PROBLEM STATEMENT
Output all the entries word for word. Omit the pictures.
==========
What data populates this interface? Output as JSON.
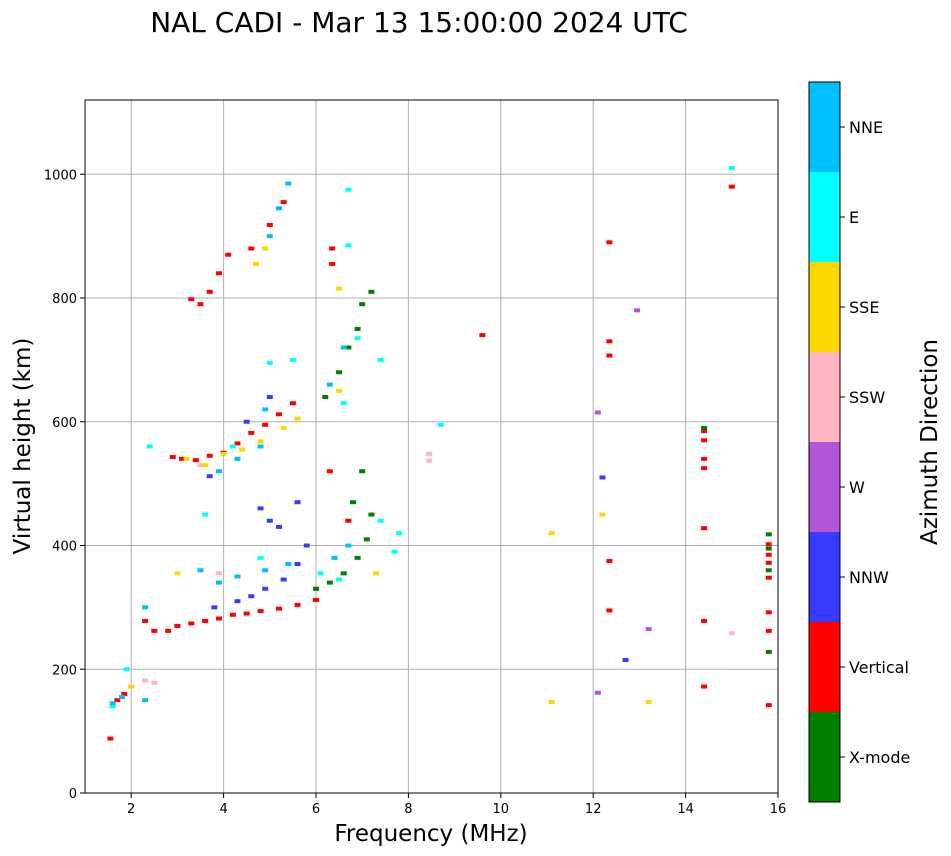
{
  "chart_data": {
    "type": "scatter",
    "title": "NAL CADI - Mar 13 15:00:00 2024 UTC",
    "xlabel": "Frequency (MHz)",
    "ylabel": "Virtual height (km)",
    "xlim": [
      1,
      16
    ],
    "ylim": [
      0,
      1120
    ],
    "xticks": [
      2,
      4,
      6,
      8,
      10,
      12,
      14,
      16
    ],
    "yticks": [
      0,
      200,
      400,
      600,
      800,
      1000
    ],
    "grid": true,
    "colorbar": {
      "label": "Azimuth Direction",
      "categories": [
        {
          "name": "X-mode",
          "color": "#008000"
        },
        {
          "name": "Vertical",
          "color": "#ff0000"
        },
        {
          "name": "NNW",
          "color": "#3a3aff"
        },
        {
          "name": "W",
          "color": "#b455d6"
        },
        {
          "name": "SSW",
          "color": "#ffb6c1"
        },
        {
          "name": "SSE",
          "color": "#ffd700"
        },
        {
          "name": "E",
          "color": "#00ffff"
        },
        {
          "name": "NNE",
          "color": "#00bfff"
        }
      ]
    },
    "series": [
      {
        "name": "Vertical",
        "points": [
          [
            2.3,
            278
          ],
          [
            2.5,
            262
          ],
          [
            2.8,
            262
          ],
          [
            3.0,
            270
          ],
          [
            3.3,
            274
          ],
          [
            3.6,
            278
          ],
          [
            3.9,
            282
          ],
          [
            4.2,
            288
          ],
          [
            4.5,
            290
          ],
          [
            4.8,
            294
          ],
          [
            5.2,
            298
          ],
          [
            5.6,
            304
          ],
          [
            6.0,
            312
          ],
          [
            1.55,
            88
          ],
          [
            1.7,
            150
          ],
          [
            1.85,
            160
          ],
          [
            2.9,
            543
          ],
          [
            3.1,
            540
          ],
          [
            3.4,
            538
          ],
          [
            3.7,
            545
          ],
          [
            4.0,
            550
          ],
          [
            4.3,
            565
          ],
          [
            4.6,
            582
          ],
          [
            4.9,
            595
          ],
          [
            5.2,
            612
          ],
          [
            5.5,
            630
          ],
          [
            3.3,
            798
          ],
          [
            3.5,
            790
          ],
          [
            3.7,
            810
          ],
          [
            3.9,
            840
          ],
          [
            4.1,
            870
          ],
          [
            4.6,
            880
          ],
          [
            5.0,
            918
          ],
          [
            5.3,
            955
          ],
          [
            6.35,
            880
          ],
          [
            6.35,
            855
          ],
          [
            12.35,
            890
          ],
          [
            12.35,
            730
          ],
          [
            12.35,
            707
          ],
          [
            12.35,
            375
          ],
          [
            12.35,
            295
          ],
          [
            15.0,
            980
          ],
          [
            14.4,
            585
          ],
          [
            14.4,
            570
          ],
          [
            14.4,
            540
          ],
          [
            14.4,
            525
          ],
          [
            14.4,
            428
          ],
          [
            14.4,
            278
          ],
          [
            14.4,
            172
          ],
          [
            15.8,
            402
          ],
          [
            15.8,
            385
          ],
          [
            15.8,
            372
          ],
          [
            15.8,
            348
          ],
          [
            15.8,
            292
          ],
          [
            15.8,
            262
          ],
          [
            15.8,
            142
          ],
          [
            9.6,
            740
          ],
          [
            6.3,
            520
          ],
          [
            6.7,
            440
          ]
        ]
      },
      {
        "name": "X-mode",
        "points": [
          [
            6.0,
            330
          ],
          [
            6.3,
            340
          ],
          [
            6.6,
            355
          ],
          [
            6.9,
            380
          ],
          [
            7.1,
            410
          ],
          [
            7.2,
            450
          ],
          [
            6.8,
            470
          ],
          [
            7.0,
            520
          ],
          [
            6.2,
            640
          ],
          [
            6.5,
            680
          ],
          [
            6.7,
            720
          ],
          [
            6.9,
            750
          ],
          [
            7.0,
            790
          ],
          [
            7.2,
            810
          ],
          [
            15.8,
            418
          ],
          [
            15.8,
            395
          ],
          [
            15.8,
            360
          ],
          [
            15.8,
            228
          ],
          [
            14.4,
            590
          ]
        ]
      },
      {
        "name": "NNW",
        "points": [
          [
            3.8,
            300
          ],
          [
            4.3,
            310
          ],
          [
            4.6,
            318
          ],
          [
            4.9,
            330
          ],
          [
            5.3,
            345
          ],
          [
            5.6,
            370
          ],
          [
            5.8,
            400
          ],
          [
            4.8,
            460
          ],
          [
            5.0,
            440
          ],
          [
            5.6,
            470
          ],
          [
            4.5,
            600
          ],
          [
            5.0,
            640
          ],
          [
            3.7,
            512
          ],
          [
            12.2,
            510
          ],
          [
            12.7,
            215
          ],
          [
            5.2,
            430
          ]
        ]
      },
      {
        "name": "W",
        "points": [
          [
            12.95,
            780
          ],
          [
            12.1,
            615
          ],
          [
            13.2,
            265
          ],
          [
            12.1,
            162
          ]
        ]
      },
      {
        "name": "SSW",
        "points": [
          [
            8.45,
            548
          ],
          [
            8.45,
            537
          ],
          [
            15.0,
            258
          ],
          [
            2.5,
            178
          ],
          [
            2.3,
            182
          ],
          [
            3.5,
            530
          ],
          [
            3.9,
            355
          ]
        ]
      },
      {
        "name": "SSE",
        "points": [
          [
            3.2,
            540
          ],
          [
            3.6,
            530
          ],
          [
            4.0,
            548
          ],
          [
            4.4,
            555
          ],
          [
            4.8,
            568
          ],
          [
            5.3,
            590
          ],
          [
            5.6,
            605
          ],
          [
            4.7,
            855
          ],
          [
            4.9,
            880
          ],
          [
            11.1,
            420
          ],
          [
            11.1,
            147
          ],
          [
            12.2,
            450
          ],
          [
            13.2,
            147
          ],
          [
            3.0,
            355
          ],
          [
            2.0,
            172
          ],
          [
            6.5,
            650
          ],
          [
            6.5,
            815
          ],
          [
            7.3,
            355
          ]
        ]
      },
      {
        "name": "E",
        "points": [
          [
            8.7,
            595
          ],
          [
            15.0,
            1010
          ],
          [
            6.7,
            975
          ],
          [
            6.7,
            885
          ],
          [
            5.0,
            695
          ],
          [
            5.5,
            700
          ],
          [
            6.6,
            630
          ],
          [
            7.4,
            440
          ],
          [
            7.7,
            390
          ],
          [
            7.8,
            420
          ],
          [
            4.8,
            380
          ],
          [
            6.1,
            355
          ],
          [
            6.5,
            345
          ],
          [
            4.2,
            560
          ],
          [
            3.6,
            450
          ],
          [
            1.6,
            140
          ],
          [
            1.9,
            200
          ],
          [
            2.4,
            560
          ],
          [
            6.9,
            735
          ],
          [
            7.4,
            700
          ]
        ]
      },
      {
        "name": "NNE",
        "points": [
          [
            1.6,
            145
          ],
          [
            1.8,
            155
          ],
          [
            2.3,
            150
          ],
          [
            2.3,
            300
          ],
          [
            3.5,
            360
          ],
          [
            3.9,
            340
          ],
          [
            4.3,
            350
          ],
          [
            4.9,
            360
          ],
          [
            5.4,
            370
          ],
          [
            6.4,
            380
          ],
          [
            6.7,
            400
          ],
          [
            3.9,
            520
          ],
          [
            4.3,
            540
          ],
          [
            4.8,
            560
          ],
          [
            5.0,
            900
          ],
          [
            5.2,
            945
          ],
          [
            5.4,
            985
          ],
          [
            6.6,
            720
          ],
          [
            6.3,
            660
          ],
          [
            4.9,
            620
          ]
        ]
      }
    ]
  }
}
==========
EXERCISE RESULT
What data populates this interface? Output as JSON.
{
  "chart_data": {
    "type": "scatter",
    "title": "NAL CADI - Mar 13 15:00:00 2024 UTC",
    "xlabel": "Frequency (MHz)",
    "ylabel": "Virtual height (km)",
    "xlim": [
      1,
      16
    ],
    "ylim": [
      0,
      1120
    ],
    "xticks": [
      2,
      4,
      6,
      8,
      10,
      12,
      14,
      16
    ],
    "yticks": [
      0,
      200,
      400,
      600,
      800,
      1000
    ],
    "grid": true,
    "colorbar": {
      "label": "Azimuth Direction",
      "categories": [
        {
          "name": "X-mode",
          "color": "#008000"
        },
        {
          "name": "Vertical",
          "color": "#ff0000"
        },
        {
          "name": "NNW",
          "color": "#3a3aff"
        },
        {
          "name": "W",
          "color": "#b455d6"
        },
        {
          "name": "SSW",
          "color": "#ffb6c1"
        },
        {
          "name": "SSE",
          "color": "#ffd700"
        },
        {
          "name": "E",
          "color": "#00ffff"
        },
        {
          "name": "NNE",
          "color": "#00bfff"
        }
      ]
    },
    "series": [
      {
        "name": "Vertical",
        "points": [
          [
            2.3,
            278
          ],
          [
            2.5,
            262
          ],
          [
            2.8,
            262
          ],
          [
            3.0,
            270
          ],
          [
            3.3,
            274
          ],
          [
            3.6,
            278
          ],
          [
            3.9,
            282
          ],
          [
            4.2,
            288
          ],
          [
            4.5,
            290
          ],
          [
            4.8,
            294
          ],
          [
            5.2,
            298
          ],
          [
            5.6,
            304
          ],
          [
            6.0,
            312
          ],
          [
            1.55,
            88
          ],
          [
            1.7,
            150
          ],
          [
            1.85,
            160
          ],
          [
            2.9,
            543
          ],
          [
            3.1,
            540
          ],
          [
            3.4,
            538
          ],
          [
            3.7,
            545
          ],
          [
            4.0,
            550
          ],
          [
            4.3,
            565
          ],
          [
            4.6,
            582
          ],
          [
            4.9,
            595
          ],
          [
            5.2,
            612
          ],
          [
            5.5,
            630
          ],
          [
            3.3,
            798
          ],
          [
            3.5,
            790
          ],
          [
            3.7,
            810
          ],
          [
            3.9,
            840
          ],
          [
            4.1,
            870
          ],
          [
            4.6,
            880
          ],
          [
            5.0,
            918
          ],
          [
            5.3,
            955
          ],
          [
            6.35,
            880
          ],
          [
            6.35,
            855
          ],
          [
            12.35,
            890
          ],
          [
            12.35,
            730
          ],
          [
            12.35,
            707
          ],
          [
            12.35,
            375
          ],
          [
            12.35,
            295
          ],
          [
            15.0,
            980
          ],
          [
            14.4,
            585
          ],
          [
            14.4,
            570
          ],
          [
            14.4,
            540
          ],
          [
            14.4,
            525
          ],
          [
            14.4,
            428
          ],
          [
            14.4,
            278
          ],
          [
            14.4,
            172
          ],
          [
            15.8,
            402
          ],
          [
            15.8,
            385
          ],
          [
            15.8,
            372
          ],
          [
            15.8,
            348
          ],
          [
            15.8,
            292
          ],
          [
            15.8,
            262
          ],
          [
            15.8,
            142
          ],
          [
            9.6,
            740
          ],
          [
            6.3,
            520
          ],
          [
            6.7,
            440
          ]
        ]
      },
      {
        "name": "X-mode",
        "points": [
          [
            6.0,
            330
          ],
          [
            6.3,
            340
          ],
          [
            6.6,
            355
          ],
          [
            6.9,
            380
          ],
          [
            7.1,
            410
          ],
          [
            7.2,
            450
          ],
          [
            6.8,
            470
          ],
          [
            7.0,
            520
          ],
          [
            6.2,
            640
          ],
          [
            6.5,
            680
          ],
          [
            6.7,
            720
          ],
          [
            6.9,
            750
          ],
          [
            7.0,
            790
          ],
          [
            7.2,
            810
          ],
          [
            15.8,
            418
          ],
          [
            15.8,
            395
          ],
          [
            15.8,
            360
          ],
          [
            15.8,
            228
          ],
          [
            14.4,
            590
          ]
        ]
      },
      {
        "name": "NNW",
        "points": [
          [
            3.8,
            300
          ],
          [
            4.3,
            310
          ],
          [
            4.6,
            318
          ],
          [
            4.9,
            330
          ],
          [
            5.3,
            345
          ],
          [
            5.6,
            370
          ],
          [
            5.8,
            400
          ],
          [
            4.8,
            460
          ],
          [
            5.0,
            440
          ],
          [
            5.6,
            470
          ],
          [
            4.5,
            600
          ],
          [
            5.0,
            640
          ],
          [
            3.7,
            512
          ],
          [
            12.2,
            510
          ],
          [
            12.7,
            215
          ],
          [
            5.2,
            430
          ]
        ]
      },
      {
        "name": "W",
        "points": [
          [
            12.95,
            780
          ],
          [
            12.1,
            615
          ],
          [
            13.2,
            265
          ],
          [
            12.1,
            162
          ]
        ]
      },
      {
        "name": "SSW",
        "points": [
          [
            8.45,
            548
          ],
          [
            8.45,
            537
          ],
          [
            15.0,
            258
          ],
          [
            2.5,
            178
          ],
          [
            2.3,
            182
          ],
          [
            3.5,
            530
          ],
          [
            3.9,
            355
          ]
        ]
      },
      {
        "name": "SSE",
        "points": [
          [
            3.2,
            540
          ],
          [
            3.6,
            530
          ],
          [
            4.0,
            548
          ],
          [
            4.4,
            555
          ],
          [
            4.8,
            568
          ],
          [
            5.3,
            590
          ],
          [
            5.6,
            605
          ],
          [
            4.7,
            855
          ],
          [
            4.9,
            880
          ],
          [
            11.1,
            420
          ],
          [
            11.1,
            147
          ],
          [
            12.2,
            450
          ],
          [
            13.2,
            147
          ],
          [
            3.0,
            355
          ],
          [
            2.0,
            172
          ],
          [
            6.5,
            650
          ],
          [
            6.5,
            815
          ],
          [
            7.3,
            355
          ]
        ]
      },
      {
        "name": "E",
        "points": [
          [
            8.7,
            595
          ],
          [
            15.0,
            1010
          ],
          [
            6.7,
            975
          ],
          [
            6.7,
            885
          ],
          [
            5.0,
            695
          ],
          [
            5.5,
            700
          ],
          [
            6.6,
            630
          ],
          [
            7.4,
            440
          ],
          [
            7.7,
            390
          ],
          [
            7.8,
            420
          ],
          [
            4.8,
            380
          ],
          [
            6.1,
            355
          ],
          [
            6.5,
            345
          ],
          [
            4.2,
            560
          ],
          [
            3.6,
            450
          ],
          [
            1.6,
            140
          ],
          [
            1.9,
            200
          ],
          [
            2.4,
            560
          ],
          [
            6.9,
            735
          ],
          [
            7.4,
            700
          ]
        ]
      },
      {
        "name": "NNE",
        "points": [
          [
            1.6,
            145
          ],
          [
            1.8,
            155
          ],
          [
            2.3,
            150
          ],
          [
            2.3,
            300
          ],
          [
            3.5,
            360
          ],
          [
            3.9,
            340
          ],
          [
            4.3,
            350
          ],
          [
            4.9,
            360
          ],
          [
            5.4,
            370
          ],
          [
            6.4,
            380
          ],
          [
            6.7,
            400
          ],
          [
            3.9,
            520
          ],
          [
            4.3,
            540
          ],
          [
            4.8,
            560
          ],
          [
            5.0,
            900
          ],
          [
            5.2,
            945
          ],
          [
            5.4,
            985
          ],
          [
            6.6,
            720
          ],
          [
            6.3,
            660
          ],
          [
            4.9,
            620
          ]
        ]
      }
    ]
  }
}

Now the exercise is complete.